Show all lines of the listing that hold the word "JSON".

Rows from a figure dataset
---+---

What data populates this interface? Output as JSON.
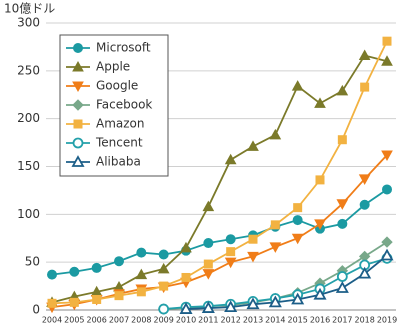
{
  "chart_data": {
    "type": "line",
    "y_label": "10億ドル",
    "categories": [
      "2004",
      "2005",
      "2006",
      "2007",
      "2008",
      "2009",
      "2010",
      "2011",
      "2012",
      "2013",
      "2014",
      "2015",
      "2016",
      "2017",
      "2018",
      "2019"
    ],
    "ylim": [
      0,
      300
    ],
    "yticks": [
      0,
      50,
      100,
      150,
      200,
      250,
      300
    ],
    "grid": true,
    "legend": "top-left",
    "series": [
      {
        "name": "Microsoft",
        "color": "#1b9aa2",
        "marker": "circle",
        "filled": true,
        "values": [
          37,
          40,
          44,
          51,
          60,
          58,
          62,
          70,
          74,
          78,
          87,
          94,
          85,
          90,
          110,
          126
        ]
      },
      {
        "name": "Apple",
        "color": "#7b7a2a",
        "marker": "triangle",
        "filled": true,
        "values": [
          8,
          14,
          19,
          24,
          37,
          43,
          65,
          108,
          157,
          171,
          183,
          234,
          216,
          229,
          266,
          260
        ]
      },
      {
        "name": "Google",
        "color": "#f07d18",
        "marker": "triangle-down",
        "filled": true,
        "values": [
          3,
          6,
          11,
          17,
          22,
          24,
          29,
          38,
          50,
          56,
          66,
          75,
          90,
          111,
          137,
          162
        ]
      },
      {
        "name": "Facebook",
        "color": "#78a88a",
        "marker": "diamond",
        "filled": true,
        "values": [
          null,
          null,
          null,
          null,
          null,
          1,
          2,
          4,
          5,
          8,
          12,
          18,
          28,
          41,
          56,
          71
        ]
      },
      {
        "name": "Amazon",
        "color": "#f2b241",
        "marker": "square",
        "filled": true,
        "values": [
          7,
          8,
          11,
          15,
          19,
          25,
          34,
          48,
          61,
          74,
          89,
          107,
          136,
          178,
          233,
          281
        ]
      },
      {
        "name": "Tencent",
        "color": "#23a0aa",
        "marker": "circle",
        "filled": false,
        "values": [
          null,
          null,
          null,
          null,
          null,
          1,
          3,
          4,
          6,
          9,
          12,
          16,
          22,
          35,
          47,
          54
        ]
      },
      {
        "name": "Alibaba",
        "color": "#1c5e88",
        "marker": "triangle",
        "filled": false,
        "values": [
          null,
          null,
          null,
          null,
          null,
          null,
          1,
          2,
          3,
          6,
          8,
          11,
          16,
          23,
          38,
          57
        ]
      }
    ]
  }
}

---+---

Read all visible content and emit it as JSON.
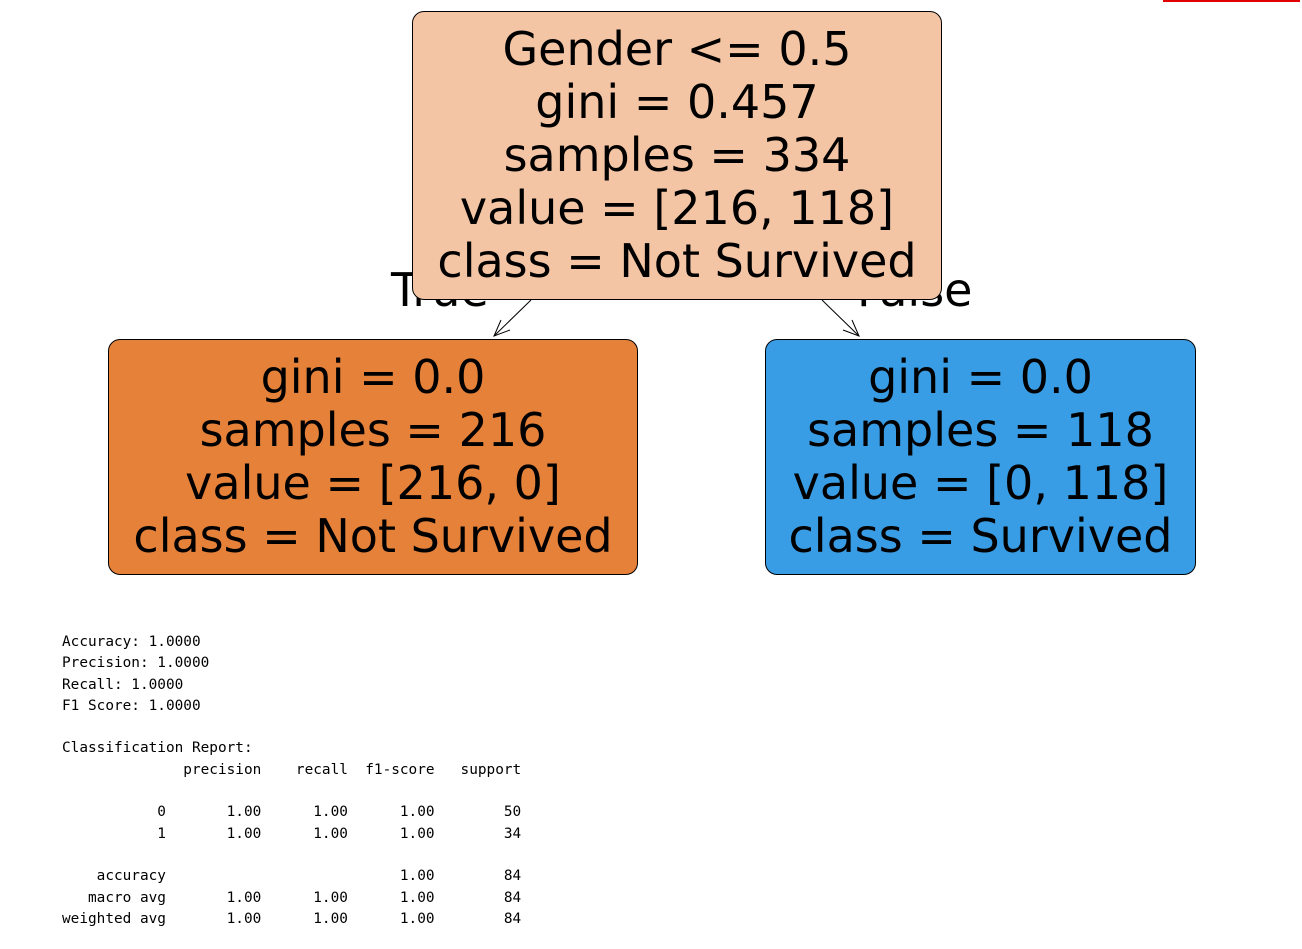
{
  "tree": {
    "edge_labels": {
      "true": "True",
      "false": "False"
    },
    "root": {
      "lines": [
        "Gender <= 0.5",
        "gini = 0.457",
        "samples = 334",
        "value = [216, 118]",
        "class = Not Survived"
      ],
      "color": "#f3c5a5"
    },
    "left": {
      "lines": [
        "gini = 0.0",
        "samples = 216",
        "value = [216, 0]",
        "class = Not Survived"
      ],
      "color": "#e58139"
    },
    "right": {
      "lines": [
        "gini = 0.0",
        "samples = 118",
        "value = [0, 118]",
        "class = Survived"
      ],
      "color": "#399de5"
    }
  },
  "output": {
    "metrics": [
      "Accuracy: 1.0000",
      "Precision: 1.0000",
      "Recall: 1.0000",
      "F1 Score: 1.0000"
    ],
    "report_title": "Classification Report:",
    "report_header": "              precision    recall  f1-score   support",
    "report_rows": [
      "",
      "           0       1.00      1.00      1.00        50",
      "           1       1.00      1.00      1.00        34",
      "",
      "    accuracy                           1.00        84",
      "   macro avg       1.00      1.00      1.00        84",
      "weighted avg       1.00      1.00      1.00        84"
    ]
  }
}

---+---

▶ **RESPONSE TO THIS TASK**
What data populates this interface? Output as JSON.
Read all visible content and emit it as JSON.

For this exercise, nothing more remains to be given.